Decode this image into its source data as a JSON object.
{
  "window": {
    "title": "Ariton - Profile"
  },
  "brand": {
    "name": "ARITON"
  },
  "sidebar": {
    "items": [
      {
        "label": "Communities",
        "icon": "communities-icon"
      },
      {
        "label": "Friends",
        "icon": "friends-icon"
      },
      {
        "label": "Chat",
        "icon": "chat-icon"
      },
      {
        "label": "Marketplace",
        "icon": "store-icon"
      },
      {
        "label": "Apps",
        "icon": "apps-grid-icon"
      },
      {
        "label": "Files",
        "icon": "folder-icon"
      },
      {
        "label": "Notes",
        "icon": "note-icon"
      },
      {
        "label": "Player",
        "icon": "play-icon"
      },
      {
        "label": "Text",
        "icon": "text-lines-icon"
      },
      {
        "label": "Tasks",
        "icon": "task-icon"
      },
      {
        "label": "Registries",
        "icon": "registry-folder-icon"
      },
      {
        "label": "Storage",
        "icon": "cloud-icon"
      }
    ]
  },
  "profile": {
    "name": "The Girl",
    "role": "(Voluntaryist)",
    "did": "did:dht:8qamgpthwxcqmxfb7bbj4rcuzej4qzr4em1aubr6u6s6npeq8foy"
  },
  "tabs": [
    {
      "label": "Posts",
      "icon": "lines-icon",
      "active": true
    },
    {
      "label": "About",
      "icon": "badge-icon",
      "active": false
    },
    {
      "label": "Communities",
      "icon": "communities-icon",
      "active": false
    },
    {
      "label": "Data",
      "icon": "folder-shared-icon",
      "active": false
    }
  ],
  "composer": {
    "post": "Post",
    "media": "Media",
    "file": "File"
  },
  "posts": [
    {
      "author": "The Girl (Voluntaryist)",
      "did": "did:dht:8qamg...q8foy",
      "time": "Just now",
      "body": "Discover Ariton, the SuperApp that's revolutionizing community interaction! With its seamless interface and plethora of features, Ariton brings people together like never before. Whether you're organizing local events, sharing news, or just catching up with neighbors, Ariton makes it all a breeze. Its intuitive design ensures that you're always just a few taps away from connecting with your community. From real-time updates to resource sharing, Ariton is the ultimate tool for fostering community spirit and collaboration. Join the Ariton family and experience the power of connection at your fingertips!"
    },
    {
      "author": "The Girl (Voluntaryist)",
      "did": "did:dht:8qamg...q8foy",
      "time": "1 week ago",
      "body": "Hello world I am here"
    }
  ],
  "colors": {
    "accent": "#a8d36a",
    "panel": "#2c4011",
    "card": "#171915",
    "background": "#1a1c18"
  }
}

Task details
Repeat the material in full, exactly as it stands.

Solution to the exercise
Decode this image into its source data as a JSON object.
{
  "window": {
    "title": "Ariton - Profile"
  },
  "brand": {
    "name": "ARITON"
  },
  "sidebar": {
    "items": [
      {
        "label": "Communities",
        "icon": "communities-icon"
      },
      {
        "label": "Friends",
        "icon": "friends-icon"
      },
      {
        "label": "Chat",
        "icon": "chat-icon"
      },
      {
        "label": "Marketplace",
        "icon": "store-icon"
      },
      {
        "label": "Apps",
        "icon": "apps-grid-icon"
      },
      {
        "label": "Files",
        "icon": "folder-icon"
      },
      {
        "label": "Notes",
        "icon": "note-icon"
      },
      {
        "label": "Player",
        "icon": "play-icon"
      },
      {
        "label": "Text",
        "icon": "text-lines-icon"
      },
      {
        "label": "Tasks",
        "icon": "task-icon"
      },
      {
        "label": "Registries",
        "icon": "registry-folder-icon"
      },
      {
        "label": "Storage",
        "icon": "cloud-icon"
      }
    ]
  },
  "profile": {
    "name": "The Girl",
    "role": "(Voluntaryist)",
    "did": "did:dht:8qamgpthwxcqmxfb7bbj4rcuzej4qzr4em1aubr6u6s6npeq8foy"
  },
  "tabs": [
    {
      "label": "Posts",
      "icon": "lines-icon",
      "active": true
    },
    {
      "label": "About",
      "icon": "badge-icon",
      "active": false
    },
    {
      "label": "Communities",
      "icon": "communities-icon",
      "active": false
    },
    {
      "label": "Data",
      "icon": "folder-shared-icon",
      "active": false
    }
  ],
  "composer": {
    "post": "Post",
    "media": "Media",
    "file": "File"
  },
  "posts": [
    {
      "author": "The Girl (Voluntaryist)",
      "did": "did:dht:8qamg...q8foy",
      "time": "Just now",
      "body": "Discover Ariton, the SuperApp that's revolutionizing community interaction! With its seamless interface and plethora of features, Ariton brings people together like never before. Whether you're organizing local events, sharing news, or just catching up with neighbors, Ariton makes it all a breeze. Its intuitive design ensures that you're always just a few taps away from connecting with your community. From real-time updates to resource sharing, Ariton is the ultimate tool for fostering community spirit and collaboration. Join the Ariton family and experience the power of connection at your fingertips!"
    },
    {
      "author": "The Girl (Voluntaryist)",
      "did": "did:dht:8qamg...q8foy",
      "time": "1 week ago",
      "body": "Hello world I am here"
    }
  ],
  "colors": {
    "accent": "#a8d36a",
    "panel": "#2c4011",
    "card": "#171915",
    "background": "#1a1c18"
  }
}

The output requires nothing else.